_Record excerpts_.
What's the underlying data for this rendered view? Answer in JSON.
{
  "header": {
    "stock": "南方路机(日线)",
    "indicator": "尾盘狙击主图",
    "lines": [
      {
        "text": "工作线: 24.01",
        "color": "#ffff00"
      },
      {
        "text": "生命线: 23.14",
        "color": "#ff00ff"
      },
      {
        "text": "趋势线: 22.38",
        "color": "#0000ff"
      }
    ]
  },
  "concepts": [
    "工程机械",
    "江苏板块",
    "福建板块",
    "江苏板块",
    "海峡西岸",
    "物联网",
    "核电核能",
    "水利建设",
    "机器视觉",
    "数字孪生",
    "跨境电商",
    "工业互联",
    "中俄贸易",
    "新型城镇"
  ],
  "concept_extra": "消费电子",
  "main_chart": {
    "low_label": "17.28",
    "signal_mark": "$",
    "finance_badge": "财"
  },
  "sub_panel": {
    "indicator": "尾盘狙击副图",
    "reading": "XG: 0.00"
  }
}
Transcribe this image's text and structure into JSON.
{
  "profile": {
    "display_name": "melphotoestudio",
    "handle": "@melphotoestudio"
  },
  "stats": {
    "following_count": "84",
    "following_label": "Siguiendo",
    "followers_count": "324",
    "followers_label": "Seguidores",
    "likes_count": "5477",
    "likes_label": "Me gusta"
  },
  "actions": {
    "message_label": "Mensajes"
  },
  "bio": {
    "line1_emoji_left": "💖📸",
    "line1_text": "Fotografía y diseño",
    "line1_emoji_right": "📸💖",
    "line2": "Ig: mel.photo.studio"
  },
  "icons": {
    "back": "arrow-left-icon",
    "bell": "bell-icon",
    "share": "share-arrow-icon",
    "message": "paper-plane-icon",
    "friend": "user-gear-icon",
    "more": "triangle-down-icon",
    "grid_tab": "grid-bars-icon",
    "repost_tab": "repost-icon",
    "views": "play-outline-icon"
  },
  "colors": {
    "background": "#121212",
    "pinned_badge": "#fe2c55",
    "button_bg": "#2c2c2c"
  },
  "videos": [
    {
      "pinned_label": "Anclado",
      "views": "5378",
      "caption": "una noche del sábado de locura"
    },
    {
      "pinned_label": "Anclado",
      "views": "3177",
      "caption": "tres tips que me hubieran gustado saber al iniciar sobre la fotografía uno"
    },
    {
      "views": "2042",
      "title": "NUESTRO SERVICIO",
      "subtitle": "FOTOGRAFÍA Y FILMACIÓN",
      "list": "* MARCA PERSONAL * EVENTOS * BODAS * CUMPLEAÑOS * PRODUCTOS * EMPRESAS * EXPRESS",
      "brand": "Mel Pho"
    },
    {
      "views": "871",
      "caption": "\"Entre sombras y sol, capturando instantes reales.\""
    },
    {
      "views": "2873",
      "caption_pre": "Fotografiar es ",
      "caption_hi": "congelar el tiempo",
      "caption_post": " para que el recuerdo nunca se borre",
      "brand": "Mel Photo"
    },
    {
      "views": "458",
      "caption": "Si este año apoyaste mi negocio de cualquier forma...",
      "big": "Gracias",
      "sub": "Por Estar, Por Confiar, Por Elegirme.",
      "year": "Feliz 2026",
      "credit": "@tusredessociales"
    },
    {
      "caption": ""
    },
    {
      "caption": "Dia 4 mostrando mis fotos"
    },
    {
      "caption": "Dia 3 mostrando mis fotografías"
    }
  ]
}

_Request_.
Lines containing the word "JSON" are to be counted in the listing; state their number alone.

_Output for this exercise_.
2